Type out all the records word for word. Any pictures are to be left out.

=== Extracted entries ===

++++++++++++++++++++

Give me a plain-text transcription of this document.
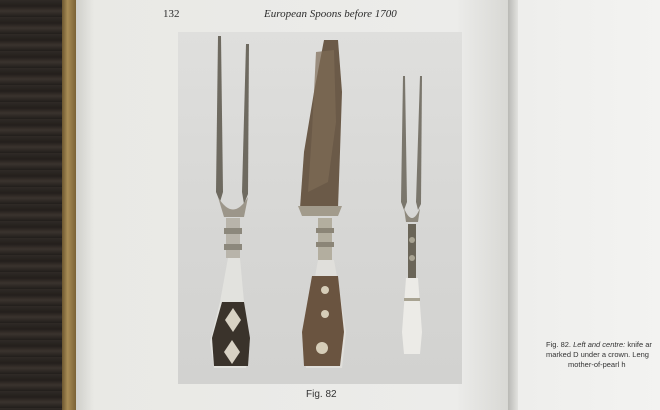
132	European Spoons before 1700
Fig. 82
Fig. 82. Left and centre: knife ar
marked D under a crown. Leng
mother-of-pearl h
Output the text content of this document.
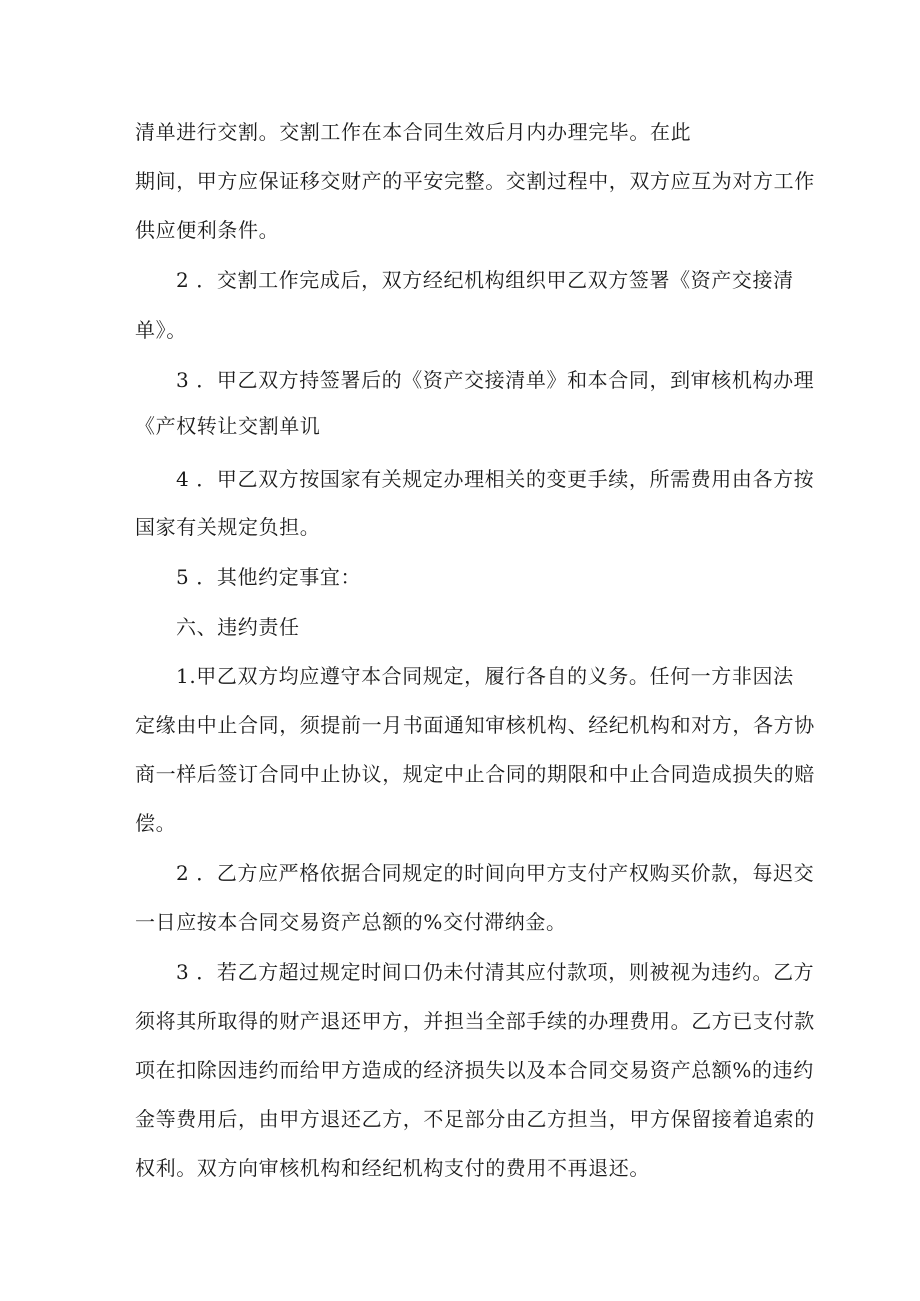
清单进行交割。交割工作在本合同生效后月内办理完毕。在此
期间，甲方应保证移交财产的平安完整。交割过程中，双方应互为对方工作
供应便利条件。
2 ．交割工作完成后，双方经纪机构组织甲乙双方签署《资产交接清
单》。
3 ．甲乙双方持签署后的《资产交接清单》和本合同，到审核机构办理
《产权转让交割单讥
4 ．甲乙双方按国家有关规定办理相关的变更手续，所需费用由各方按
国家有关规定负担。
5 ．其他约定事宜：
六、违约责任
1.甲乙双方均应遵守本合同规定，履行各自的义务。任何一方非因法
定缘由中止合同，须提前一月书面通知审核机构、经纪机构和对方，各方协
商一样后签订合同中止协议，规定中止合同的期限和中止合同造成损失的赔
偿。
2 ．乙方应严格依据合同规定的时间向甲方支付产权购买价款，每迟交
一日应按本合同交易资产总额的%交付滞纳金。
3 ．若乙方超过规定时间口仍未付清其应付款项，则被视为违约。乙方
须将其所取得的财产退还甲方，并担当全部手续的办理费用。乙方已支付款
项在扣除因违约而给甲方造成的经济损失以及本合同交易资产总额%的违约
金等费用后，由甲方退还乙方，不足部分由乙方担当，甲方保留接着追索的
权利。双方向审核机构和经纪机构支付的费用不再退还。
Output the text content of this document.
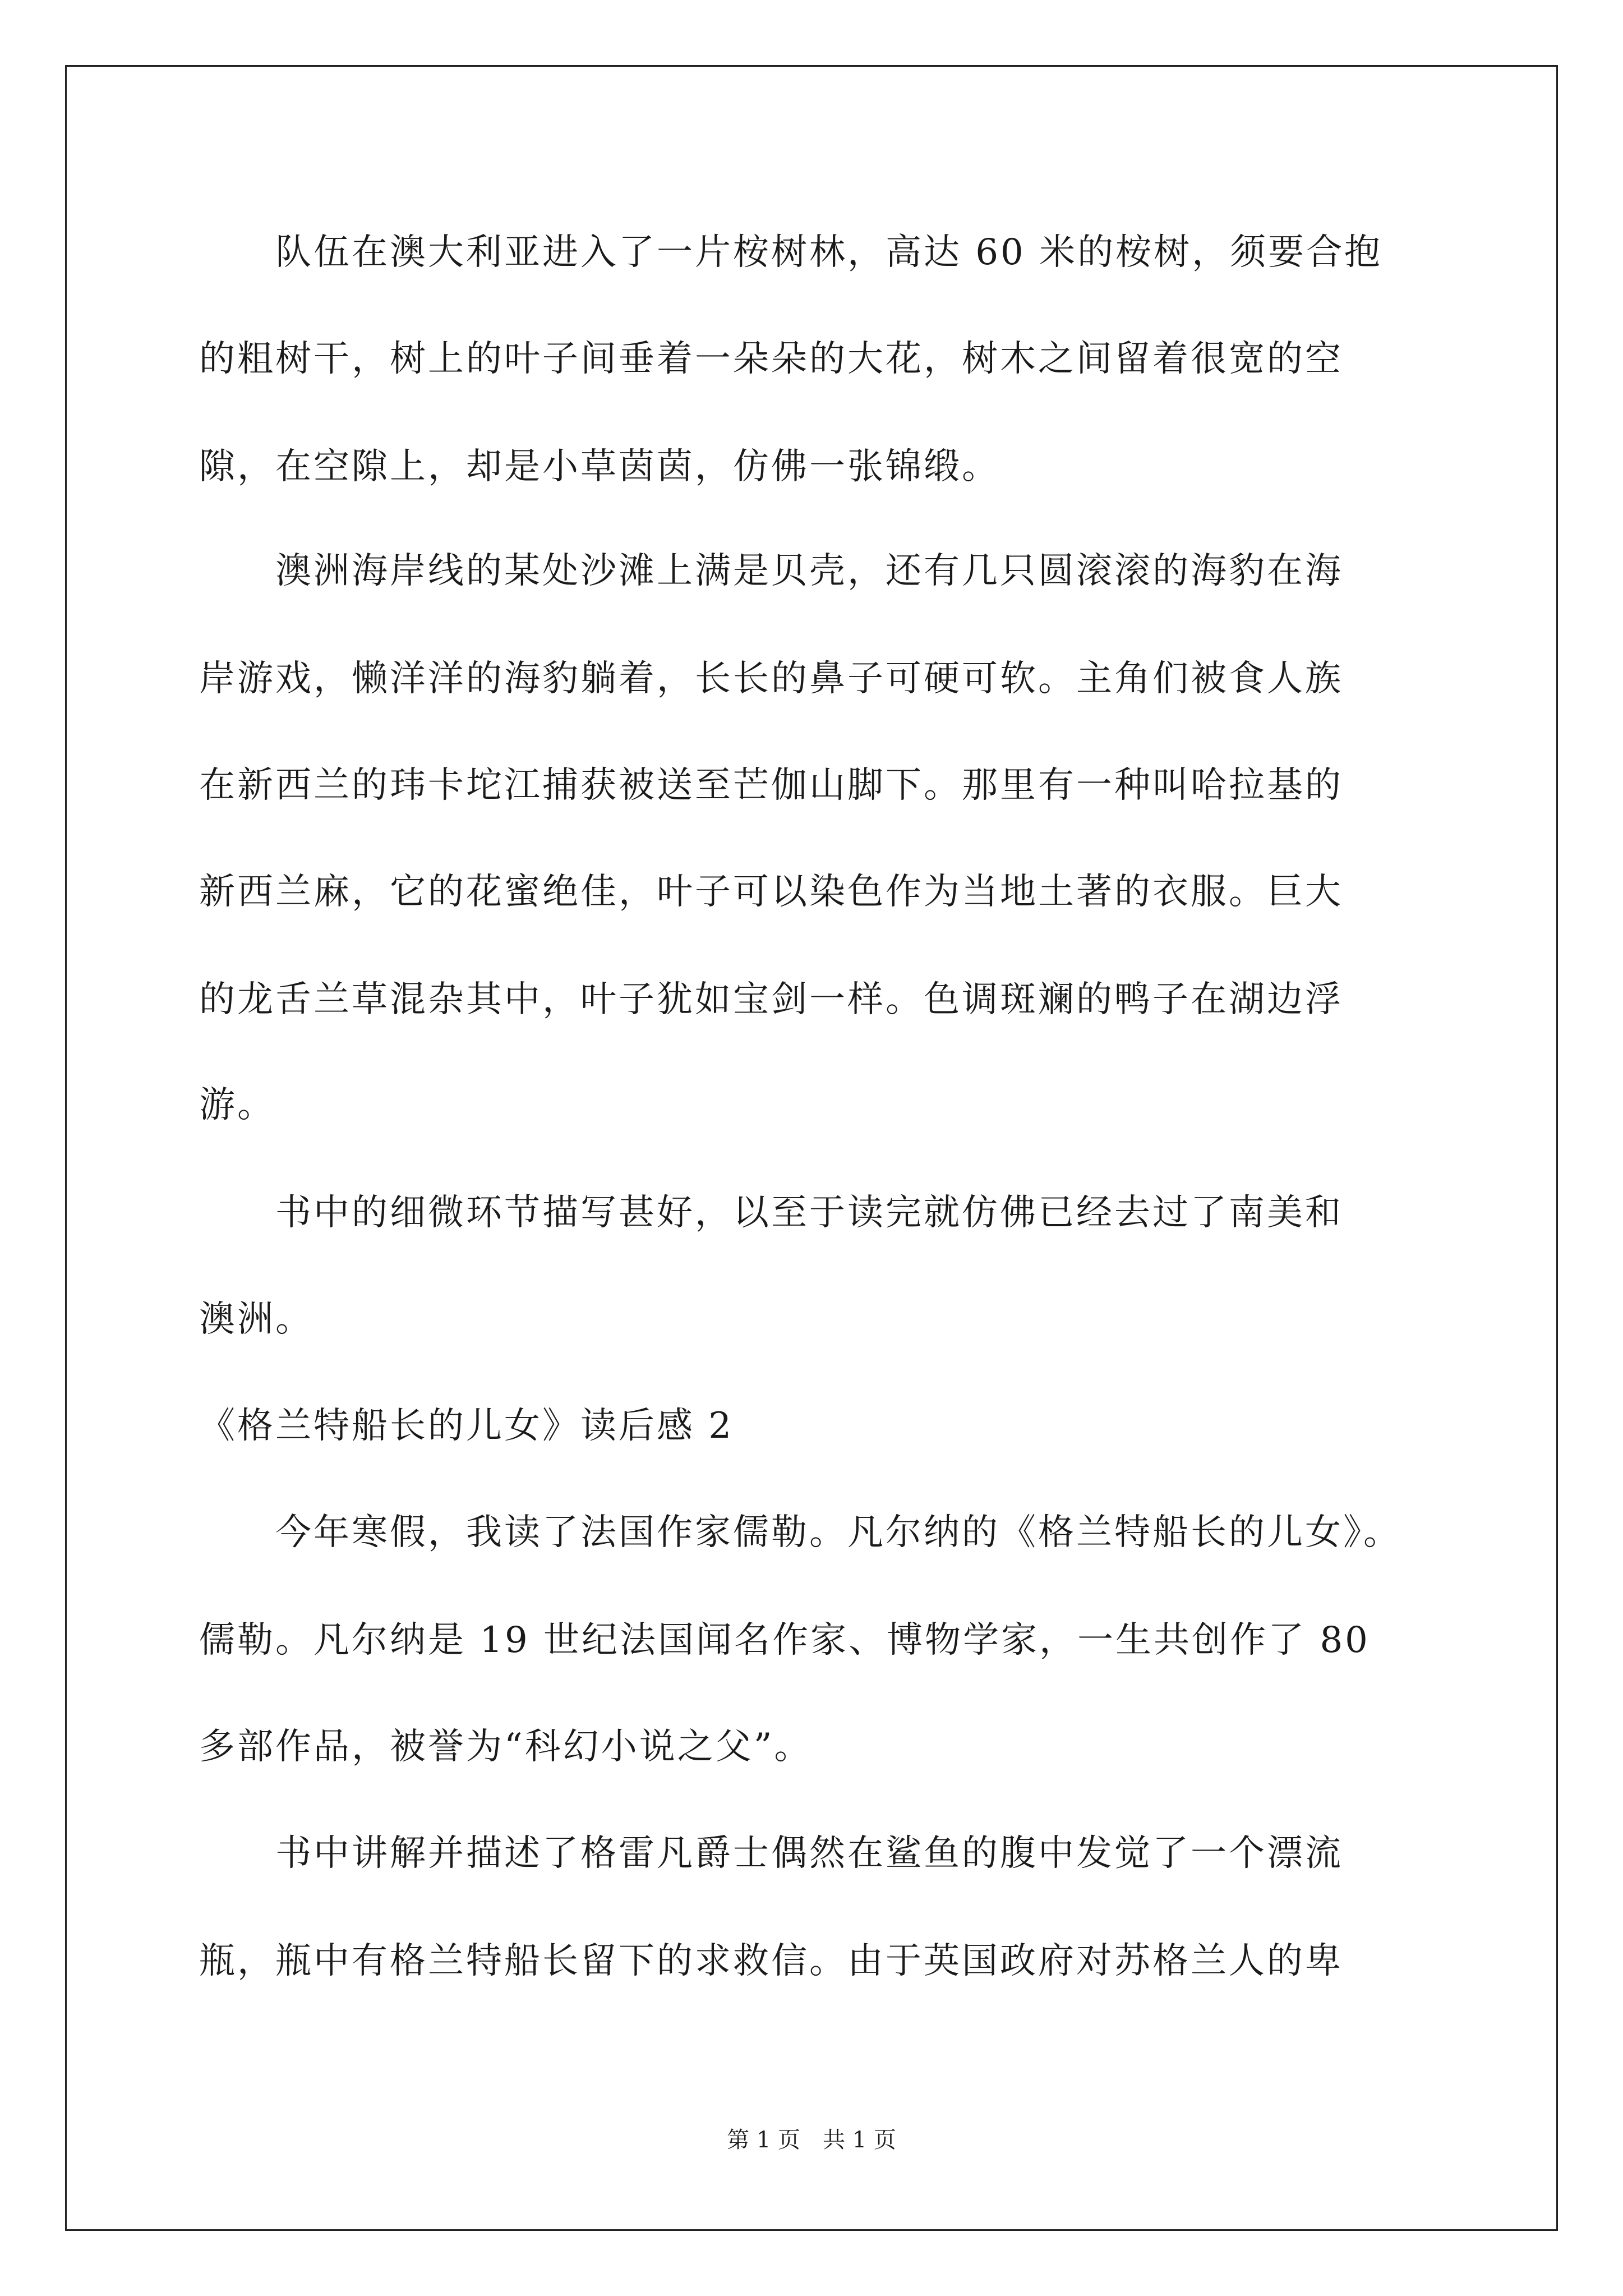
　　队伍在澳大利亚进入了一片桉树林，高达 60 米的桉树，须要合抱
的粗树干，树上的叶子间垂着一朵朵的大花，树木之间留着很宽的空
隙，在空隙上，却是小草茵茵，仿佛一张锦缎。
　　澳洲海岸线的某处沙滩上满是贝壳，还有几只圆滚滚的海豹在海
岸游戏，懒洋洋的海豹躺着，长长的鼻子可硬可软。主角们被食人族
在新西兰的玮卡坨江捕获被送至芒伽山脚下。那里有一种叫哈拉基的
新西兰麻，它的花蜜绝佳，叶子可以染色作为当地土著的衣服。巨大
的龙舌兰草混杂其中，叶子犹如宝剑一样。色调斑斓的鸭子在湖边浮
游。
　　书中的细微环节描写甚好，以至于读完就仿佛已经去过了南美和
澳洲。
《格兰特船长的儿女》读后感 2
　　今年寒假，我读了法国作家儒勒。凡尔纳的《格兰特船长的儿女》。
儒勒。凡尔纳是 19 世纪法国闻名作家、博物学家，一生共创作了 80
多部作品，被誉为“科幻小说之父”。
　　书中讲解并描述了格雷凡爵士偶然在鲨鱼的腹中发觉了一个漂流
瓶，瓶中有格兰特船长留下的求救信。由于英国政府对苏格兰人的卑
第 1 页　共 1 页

++++++++++++++++++++

=== Solution to the exercise ===
Give me a plain-text transcription of this document.
132	European Spoons before 1700
Fig. 82
Fig. 82. Left and centre: knife ar
marked D under a crown. Leng
mother-of-pearl h
Output the text content of this document.
清单进行交割。交割工作在本合同生效后月内办理完毕。在此
期间，甲方应保证移交财产的平安完整。交割过程中，双方应互为对方工作
供应便利条件。
2 ．交割工作完成后，双方经纪机构组织甲乙双方签署《资产交接清
单》。
3 ．甲乙双方持签署后的《资产交接清单》和本合同，到审核机构办理
《产权转让交割单讥
4 ．甲乙双方按国家有关规定办理相关的变更手续，所需费用由各方按
国家有关规定负担。
5 ．其他约定事宜：
六、违约责任
1.甲乙双方均应遵守本合同规定，履行各自的义务。任何一方非因法
定缘由中止合同，须提前一月书面通知审核机构、经纪机构和对方，各方协
商一样后签订合同中止协议，规定中止合同的期限和中止合同造成损失的赔
偿。
2 ．乙方应严格依据合同规定的时间向甲方支付产权购买价款，每迟交
一日应按本合同交易资产总额的%交付滞纳金。
3 ．若乙方超过规定时间口仍未付清其应付款项，则被视为违约。乙方
须将其所取得的财产退还甲方，并担当全部手续的办理费用。乙方已支付款
项在扣除因违约而给甲方造成的经济损失以及本合同交易资产总额%的违约
金等费用后，由甲方退还乙方，不足部分由乙方担当，甲方保留接着追索的
权利。双方向审核机构和经纪机构支付的费用不再退还。
Output the text content of this document.
　　队伍在澳大利亚进入了一片桉树林，高达 60 米的桉树，须要合抱
的粗树干，树上的叶子间垂着一朵朵的大花，树木之间留着很宽的空
隙，在空隙上，却是小草茵茵，仿佛一张锦缎。
　　澳洲海岸线的某处沙滩上满是贝壳，还有几只圆滚滚的海豹在海
岸游戏，懒洋洋的海豹躺着，长长的鼻子可硬可软。主角们被食人族
在新西兰的玮卡坨江捕获被送至芒伽山脚下。那里有一种叫哈拉基的
新西兰麻，它的花蜜绝佳，叶子可以染色作为当地土著的衣服。巨大
的龙舌兰草混杂其中，叶子犹如宝剑一样。色调斑斓的鸭子在湖边浮
游。
　　书中的细微环节描写甚好，以至于读完就仿佛已经去过了南美和
澳洲。
《格兰特船长的儿女》读后感 2
　　今年寒假，我读了法国作家儒勒。凡尔纳的《格兰特船长的儿女》。
儒勒。凡尔纳是 19 世纪法国闻名作家、博物学家，一生共创作了 80
多部作品，被誉为“科幻小说之父”。
　　书中讲解并描述了格雷凡爵士偶然在鲨鱼的腹中发觉了一个漂流
瓶，瓶中有格兰特船长留下的求救信。由于英国政府对苏格兰人的卑
第 1 页　共 1 页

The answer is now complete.